- **EXERCISE REQUIREMENTS**
In the entries below, find every line holding the string "have" and collect it.

- **Dataset records**
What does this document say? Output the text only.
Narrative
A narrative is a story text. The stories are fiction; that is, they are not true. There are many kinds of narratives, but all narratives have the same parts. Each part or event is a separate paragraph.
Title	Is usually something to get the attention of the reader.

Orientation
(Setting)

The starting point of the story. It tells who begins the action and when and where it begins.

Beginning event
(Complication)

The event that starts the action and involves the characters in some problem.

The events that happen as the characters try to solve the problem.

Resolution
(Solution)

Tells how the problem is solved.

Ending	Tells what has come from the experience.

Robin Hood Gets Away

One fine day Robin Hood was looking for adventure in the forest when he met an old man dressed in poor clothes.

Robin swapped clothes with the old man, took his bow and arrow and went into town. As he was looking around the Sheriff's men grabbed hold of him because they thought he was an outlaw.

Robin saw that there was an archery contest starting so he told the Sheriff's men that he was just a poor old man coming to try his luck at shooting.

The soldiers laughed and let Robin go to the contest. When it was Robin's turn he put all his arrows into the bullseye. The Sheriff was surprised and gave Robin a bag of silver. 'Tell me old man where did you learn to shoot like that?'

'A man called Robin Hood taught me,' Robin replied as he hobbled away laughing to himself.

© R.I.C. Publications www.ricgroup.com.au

* * *

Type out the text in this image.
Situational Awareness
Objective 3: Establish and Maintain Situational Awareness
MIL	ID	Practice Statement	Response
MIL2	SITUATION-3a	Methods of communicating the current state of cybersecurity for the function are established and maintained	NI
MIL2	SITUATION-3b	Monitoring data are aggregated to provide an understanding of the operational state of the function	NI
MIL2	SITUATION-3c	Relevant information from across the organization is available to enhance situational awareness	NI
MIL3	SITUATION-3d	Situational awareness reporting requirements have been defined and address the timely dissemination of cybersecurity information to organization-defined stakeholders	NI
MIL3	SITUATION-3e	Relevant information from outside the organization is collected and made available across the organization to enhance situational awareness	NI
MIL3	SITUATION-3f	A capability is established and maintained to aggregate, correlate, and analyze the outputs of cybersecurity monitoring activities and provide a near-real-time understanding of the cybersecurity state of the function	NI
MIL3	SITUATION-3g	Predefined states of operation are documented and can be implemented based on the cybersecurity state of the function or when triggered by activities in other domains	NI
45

- **SOLVED EXERCISE**
A narrative is a story text. The stories are fiction; that is, they are not true. There are many kinds of narratives, but all narratives have the same parts. Each part or event is a separate paragraph.
MIL3	SITUATION-3d	Situational awareness reporting requirements have been defined and address the timely dissemination of cybersecurity information to organization-defined stakeholders	NI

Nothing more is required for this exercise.